BRIEF.
Lines that hold the word "triangle" should be located and copied.

(Data records)
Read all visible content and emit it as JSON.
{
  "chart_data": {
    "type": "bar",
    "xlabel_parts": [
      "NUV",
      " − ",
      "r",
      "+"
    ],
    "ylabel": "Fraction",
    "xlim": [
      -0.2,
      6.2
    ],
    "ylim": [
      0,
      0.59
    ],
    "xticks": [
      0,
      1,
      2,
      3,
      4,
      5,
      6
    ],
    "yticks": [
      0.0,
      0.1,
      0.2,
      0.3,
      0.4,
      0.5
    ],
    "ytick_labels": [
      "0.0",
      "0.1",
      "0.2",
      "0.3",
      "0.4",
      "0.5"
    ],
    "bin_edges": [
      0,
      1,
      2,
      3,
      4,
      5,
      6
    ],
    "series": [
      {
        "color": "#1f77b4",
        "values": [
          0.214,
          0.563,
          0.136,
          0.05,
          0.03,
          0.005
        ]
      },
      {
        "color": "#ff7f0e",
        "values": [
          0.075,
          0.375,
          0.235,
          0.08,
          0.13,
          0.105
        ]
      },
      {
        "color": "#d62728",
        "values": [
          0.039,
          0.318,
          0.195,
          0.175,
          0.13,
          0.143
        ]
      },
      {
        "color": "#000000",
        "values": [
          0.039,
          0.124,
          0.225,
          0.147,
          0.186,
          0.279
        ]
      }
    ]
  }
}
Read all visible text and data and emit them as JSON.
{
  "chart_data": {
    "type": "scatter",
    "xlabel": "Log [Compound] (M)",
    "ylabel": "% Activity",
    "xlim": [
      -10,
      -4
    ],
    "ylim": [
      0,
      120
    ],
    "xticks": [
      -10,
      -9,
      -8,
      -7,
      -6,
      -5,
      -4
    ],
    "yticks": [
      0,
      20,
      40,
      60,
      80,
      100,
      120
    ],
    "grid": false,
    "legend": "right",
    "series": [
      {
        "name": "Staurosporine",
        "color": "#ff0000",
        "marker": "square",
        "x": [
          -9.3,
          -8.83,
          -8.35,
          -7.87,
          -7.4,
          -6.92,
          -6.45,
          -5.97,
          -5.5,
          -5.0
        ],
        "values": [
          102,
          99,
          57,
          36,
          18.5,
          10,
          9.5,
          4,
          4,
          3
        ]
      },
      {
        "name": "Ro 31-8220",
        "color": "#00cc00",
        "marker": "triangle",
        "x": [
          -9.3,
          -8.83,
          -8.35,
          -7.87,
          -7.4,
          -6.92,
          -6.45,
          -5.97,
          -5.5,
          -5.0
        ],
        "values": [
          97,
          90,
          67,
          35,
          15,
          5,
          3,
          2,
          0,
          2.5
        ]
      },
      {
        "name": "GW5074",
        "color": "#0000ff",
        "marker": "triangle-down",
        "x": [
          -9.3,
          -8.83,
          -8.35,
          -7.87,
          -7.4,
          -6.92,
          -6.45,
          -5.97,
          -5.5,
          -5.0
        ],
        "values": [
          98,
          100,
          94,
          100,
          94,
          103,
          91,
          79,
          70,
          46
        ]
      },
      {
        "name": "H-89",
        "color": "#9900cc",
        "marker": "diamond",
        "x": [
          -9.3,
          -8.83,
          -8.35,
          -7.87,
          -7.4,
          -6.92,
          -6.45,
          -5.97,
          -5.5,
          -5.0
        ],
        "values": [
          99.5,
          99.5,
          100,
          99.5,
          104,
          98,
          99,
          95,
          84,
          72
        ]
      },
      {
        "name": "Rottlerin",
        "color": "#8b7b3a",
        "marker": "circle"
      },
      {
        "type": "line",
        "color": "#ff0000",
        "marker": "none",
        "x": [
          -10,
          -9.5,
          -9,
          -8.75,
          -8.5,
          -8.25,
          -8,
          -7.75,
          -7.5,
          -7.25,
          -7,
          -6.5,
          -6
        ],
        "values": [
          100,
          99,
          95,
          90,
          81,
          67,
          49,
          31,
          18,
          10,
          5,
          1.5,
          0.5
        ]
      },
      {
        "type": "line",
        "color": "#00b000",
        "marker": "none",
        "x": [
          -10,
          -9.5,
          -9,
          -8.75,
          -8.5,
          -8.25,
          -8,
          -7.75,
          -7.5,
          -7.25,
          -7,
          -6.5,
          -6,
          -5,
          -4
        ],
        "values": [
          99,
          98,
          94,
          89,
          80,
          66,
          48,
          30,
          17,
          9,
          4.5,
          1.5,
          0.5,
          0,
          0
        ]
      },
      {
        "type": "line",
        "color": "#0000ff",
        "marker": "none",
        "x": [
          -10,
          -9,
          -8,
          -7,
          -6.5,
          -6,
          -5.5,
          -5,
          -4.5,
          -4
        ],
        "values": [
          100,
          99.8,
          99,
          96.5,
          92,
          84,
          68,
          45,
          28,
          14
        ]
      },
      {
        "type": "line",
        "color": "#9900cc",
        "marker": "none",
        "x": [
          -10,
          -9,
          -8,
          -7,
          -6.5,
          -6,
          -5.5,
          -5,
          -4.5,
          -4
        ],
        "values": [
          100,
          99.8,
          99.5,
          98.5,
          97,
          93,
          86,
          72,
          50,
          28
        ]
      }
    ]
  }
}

WRITTEN SOLUTION.
        "marker": "triangle",
        "marker": "triangle-down",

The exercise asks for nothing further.